> THE EXERCISE: Copy out the lines that have "Chứng" in them.

> EXCERPTED RECORDS:
◆ ◆ ◆ ◆

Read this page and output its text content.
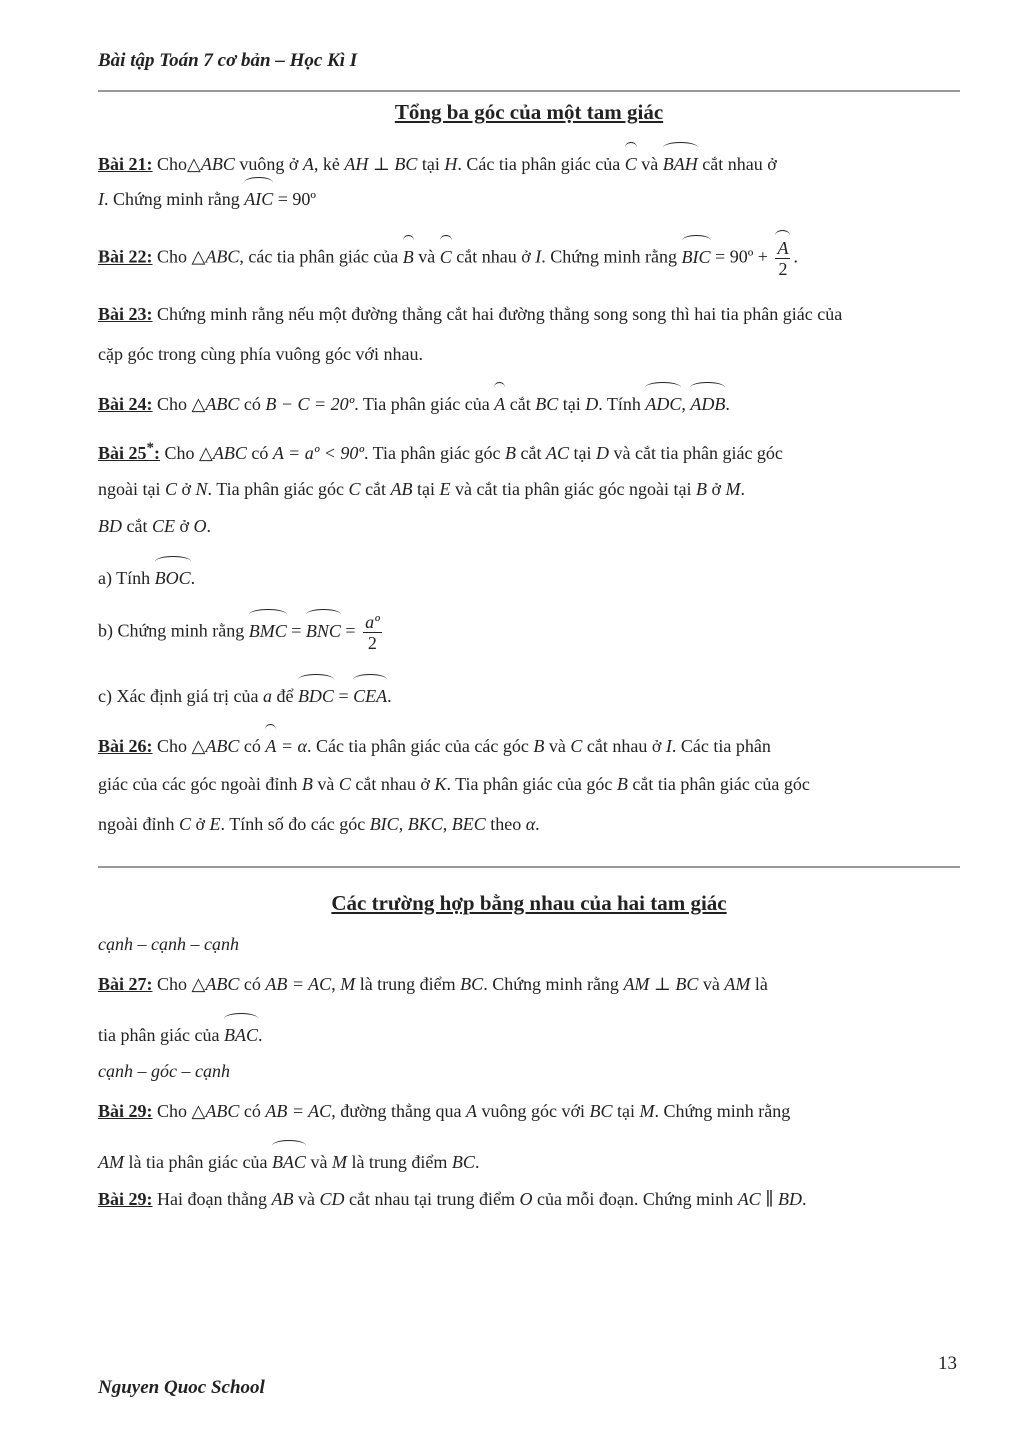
Bài tập Toán 7 cơ bản – Học Kì I
Tổng ba góc của một tam giác
Bài 21: Cho△ABC vuông ở A, kẻ AH ⊥ BC tại H. Các tia phân giác của C và BAH cắt nhau ở
I. Chứng minh rằng AIC = 90º
Bài 22: Cho △ABC, các tia phân giác của B và C cắt nhau ở I. Chứng minh rằng BIC = 90º + $\frac{A}{2}$ .
Bài 23: Chứng minh rằng nếu một đường thẳng cắt hai đường thẳng song song thì hai tia phân giác của
cặp góc trong cùng phía vuông góc với nhau.
Bài 24: Cho △ABC có B − C = 20º. Tia phân giác của A cắt BC tại D. Tính ADC, ADB.
Bài 25*: Cho △ABC có A = aº < 90º. Tia phân giác góc B cắt AC tại D và cắt tia phân giác góc
ngoài tại C ở N. Tia phân giác góc C cắt AB tại E và cắt tia phân giác góc ngoài tại B ở M.
BD cắt CE ở O.
a) Tính BOC.
b) Chứng minh rằng BMC = BNC = $\frac{\text{aº}}{2}$
c) Xác định giá trị của a để BDC = CEA.
Bài 26: Cho △ABC có A = α. Các tia phân giác của các góc B và C cắt nhau ở I. Các tia phân
giác của các góc ngoài đỉnh B và C cắt nhau ở K. Tia phân giác của góc B cắt tia phân giác của góc
ngoài đỉnh C ở E. Tính số đo các góc BIC, BKC, BEC theo α.
Các trường hợp bằng nhau của hai tam giác
cạnh – cạnh – cạnh
Bài 27: Cho △ABC có AB = AC, M là trung điểm BC. Chứng minh rằng AM ⊥ BC và AM là
tia phân giác của BAC.
cạnh – góc – cạnh
Bài 29: Cho △ABC có AB = AC, đường thẳng qua A vuông góc với BC tại M. Chứng minh rằng
AM là tia phân giác của BAC và M là trung điểm BC.
Bài 29: Hai đoạn thẳng AB và CD cắt nhau tại trung điểm O của mỗi đoạn. Chứng minh AC ∥ BD.
13
Nguyen Quoc School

◆ ◆ ◆ ◆

> COMPLETED TASK:
I. Chứng minh rằng AIC = 90º
Bài 22: Cho △ABC, các tia phân giác của B và C cắt nhau ở I. Chứng minh rằng BIC = 90º + $\frac{A}{2}$ .
Bài 23: Chứng minh rằng nếu một đường thẳng cắt hai đường thẳng song song thì hai tia phân giác của
b) Chứng minh rằng BMC = BNC = $\frac{\text{aº}}{2}$
Bài 27: Cho △ABC có AB = AC, M là trung điểm BC. Chứng minh rằng AM ⊥ BC và AM là
Bài 29: Cho △ABC có AB = AC, đường thẳng qua A vuông góc với BC tại M. Chứng minh rằng
Bài 29: Hai đoạn thẳng AB và CD cắt nhau tại trung điểm O của mỗi đoạn. Chứng minh AC ∥ BD.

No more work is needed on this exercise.